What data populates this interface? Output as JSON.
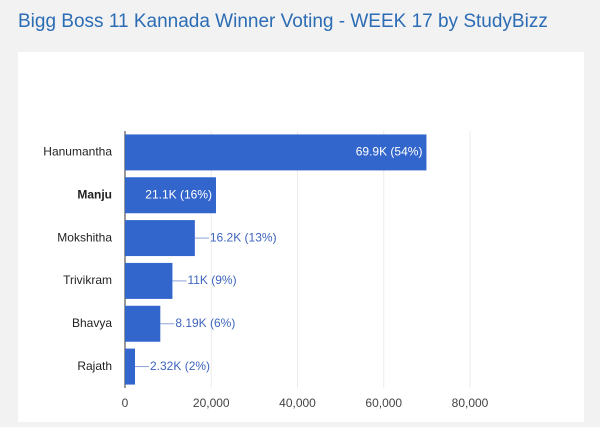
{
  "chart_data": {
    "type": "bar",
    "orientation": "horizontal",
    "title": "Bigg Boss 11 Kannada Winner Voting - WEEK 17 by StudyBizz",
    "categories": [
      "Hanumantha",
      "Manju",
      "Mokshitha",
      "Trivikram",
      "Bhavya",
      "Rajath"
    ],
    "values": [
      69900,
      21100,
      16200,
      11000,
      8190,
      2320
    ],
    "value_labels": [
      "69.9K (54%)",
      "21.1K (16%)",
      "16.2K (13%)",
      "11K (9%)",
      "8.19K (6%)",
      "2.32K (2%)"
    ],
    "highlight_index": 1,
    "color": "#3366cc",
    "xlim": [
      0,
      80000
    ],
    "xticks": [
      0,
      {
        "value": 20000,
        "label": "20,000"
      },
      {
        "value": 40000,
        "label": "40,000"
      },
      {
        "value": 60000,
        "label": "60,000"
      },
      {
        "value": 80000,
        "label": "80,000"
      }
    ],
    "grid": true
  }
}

WORK TO BE COMPLETED:
Strip out the pictures and quote the remaining data word for word.

FULL RESPONSE:
What data populates this interface? Output as JSON.
{
  "chart_data": {
    "type": "bar",
    "orientation": "horizontal",
    "title": "Bigg Boss 11 Kannada Winner Voting - WEEK 17 by StudyBizz",
    "categories": [
      "Hanumantha",
      "Manju",
      "Mokshitha",
      "Trivikram",
      "Bhavya",
      "Rajath"
    ],
    "values": [
      69900,
      21100,
      16200,
      11000,
      8190,
      2320
    ],
    "value_labels": [
      "69.9K (54%)",
      "21.1K (16%)",
      "16.2K (13%)",
      "11K (9%)",
      "8.19K (6%)",
      "2.32K (2%)"
    ],
    "highlight_index": 1,
    "color": "#3366cc",
    "xlim": [
      0,
      80000
    ],
    "xticks": [
      0,
      {
        "value": 20000,
        "label": "20,000"
      },
      {
        "value": 40000,
        "label": "40,000"
      },
      {
        "value": 60000,
        "label": "60,000"
      },
      {
        "value": 80000,
        "label": "80,000"
      }
    ],
    "grid": true
  }
}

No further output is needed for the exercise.